> _RAW RECORDS_
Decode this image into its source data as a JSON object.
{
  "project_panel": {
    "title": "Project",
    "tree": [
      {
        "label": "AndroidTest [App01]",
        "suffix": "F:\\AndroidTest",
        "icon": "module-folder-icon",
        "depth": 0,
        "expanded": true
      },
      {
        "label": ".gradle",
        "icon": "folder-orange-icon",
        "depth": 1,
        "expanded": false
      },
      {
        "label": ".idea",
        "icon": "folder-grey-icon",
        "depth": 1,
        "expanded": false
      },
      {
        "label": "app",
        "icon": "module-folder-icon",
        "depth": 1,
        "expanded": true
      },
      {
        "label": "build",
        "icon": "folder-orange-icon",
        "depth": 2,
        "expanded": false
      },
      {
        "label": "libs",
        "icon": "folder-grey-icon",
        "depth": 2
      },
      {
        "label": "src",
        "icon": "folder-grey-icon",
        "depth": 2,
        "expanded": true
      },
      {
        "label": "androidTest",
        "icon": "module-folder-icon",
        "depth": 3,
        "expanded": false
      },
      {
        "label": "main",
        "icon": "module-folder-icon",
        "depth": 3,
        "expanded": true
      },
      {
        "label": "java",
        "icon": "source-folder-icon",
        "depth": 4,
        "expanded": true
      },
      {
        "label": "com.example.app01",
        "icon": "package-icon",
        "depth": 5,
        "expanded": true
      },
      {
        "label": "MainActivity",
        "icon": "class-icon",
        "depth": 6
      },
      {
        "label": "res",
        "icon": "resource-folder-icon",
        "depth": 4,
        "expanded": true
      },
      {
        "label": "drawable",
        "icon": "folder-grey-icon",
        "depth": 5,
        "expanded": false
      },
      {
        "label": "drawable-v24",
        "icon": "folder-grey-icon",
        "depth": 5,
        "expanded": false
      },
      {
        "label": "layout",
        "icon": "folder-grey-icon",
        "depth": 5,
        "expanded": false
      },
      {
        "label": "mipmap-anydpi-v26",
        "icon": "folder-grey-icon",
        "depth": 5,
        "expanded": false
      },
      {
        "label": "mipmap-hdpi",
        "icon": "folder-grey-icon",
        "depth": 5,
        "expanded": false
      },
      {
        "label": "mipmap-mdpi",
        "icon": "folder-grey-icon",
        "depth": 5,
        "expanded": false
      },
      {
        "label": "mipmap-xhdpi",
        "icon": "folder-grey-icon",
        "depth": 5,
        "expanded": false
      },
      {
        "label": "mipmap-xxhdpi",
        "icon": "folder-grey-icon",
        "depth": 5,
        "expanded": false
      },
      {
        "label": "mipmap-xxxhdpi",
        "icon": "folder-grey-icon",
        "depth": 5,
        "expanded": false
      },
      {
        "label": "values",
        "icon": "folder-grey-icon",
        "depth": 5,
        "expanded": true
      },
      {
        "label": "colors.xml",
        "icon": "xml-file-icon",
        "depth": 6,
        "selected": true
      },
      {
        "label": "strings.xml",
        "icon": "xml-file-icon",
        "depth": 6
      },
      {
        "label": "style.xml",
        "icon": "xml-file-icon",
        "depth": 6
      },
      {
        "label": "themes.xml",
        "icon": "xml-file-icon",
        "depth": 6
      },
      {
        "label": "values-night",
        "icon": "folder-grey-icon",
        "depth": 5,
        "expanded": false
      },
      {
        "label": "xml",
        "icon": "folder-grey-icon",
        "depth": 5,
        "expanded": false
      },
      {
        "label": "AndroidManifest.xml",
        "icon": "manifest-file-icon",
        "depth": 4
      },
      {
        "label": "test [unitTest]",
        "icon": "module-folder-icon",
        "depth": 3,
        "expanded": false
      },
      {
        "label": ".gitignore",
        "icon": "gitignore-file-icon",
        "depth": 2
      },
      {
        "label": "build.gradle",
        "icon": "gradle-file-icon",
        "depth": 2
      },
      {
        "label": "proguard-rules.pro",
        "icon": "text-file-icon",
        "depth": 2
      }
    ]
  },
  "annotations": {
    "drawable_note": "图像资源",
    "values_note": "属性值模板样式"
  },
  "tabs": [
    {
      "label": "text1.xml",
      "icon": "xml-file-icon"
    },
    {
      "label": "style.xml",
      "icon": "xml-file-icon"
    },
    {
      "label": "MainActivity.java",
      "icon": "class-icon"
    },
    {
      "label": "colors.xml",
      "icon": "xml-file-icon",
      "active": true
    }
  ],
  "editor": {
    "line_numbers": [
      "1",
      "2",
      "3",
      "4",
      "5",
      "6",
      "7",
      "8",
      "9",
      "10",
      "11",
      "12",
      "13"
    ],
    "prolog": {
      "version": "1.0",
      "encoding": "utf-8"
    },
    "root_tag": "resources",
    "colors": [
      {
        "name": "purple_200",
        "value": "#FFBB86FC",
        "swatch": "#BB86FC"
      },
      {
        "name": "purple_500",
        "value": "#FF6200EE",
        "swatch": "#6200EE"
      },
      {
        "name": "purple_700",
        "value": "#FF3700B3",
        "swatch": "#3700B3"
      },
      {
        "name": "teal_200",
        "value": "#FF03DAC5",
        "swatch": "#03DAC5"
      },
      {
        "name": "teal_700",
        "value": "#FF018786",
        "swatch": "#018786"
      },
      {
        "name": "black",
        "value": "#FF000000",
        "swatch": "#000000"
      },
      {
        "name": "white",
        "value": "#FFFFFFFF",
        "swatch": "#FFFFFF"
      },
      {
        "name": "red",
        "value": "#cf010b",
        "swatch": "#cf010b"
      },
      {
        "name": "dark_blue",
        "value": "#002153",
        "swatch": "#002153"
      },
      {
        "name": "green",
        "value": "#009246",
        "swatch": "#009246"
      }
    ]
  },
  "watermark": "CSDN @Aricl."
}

> _WHAT YOU SHOULD DO_
Extract from the material all lines containing the string "gitignore".

> _RESULT OF THIS EXERCISE_
        "label": ".gitignore",
        "icon": "gitignore-file-icon",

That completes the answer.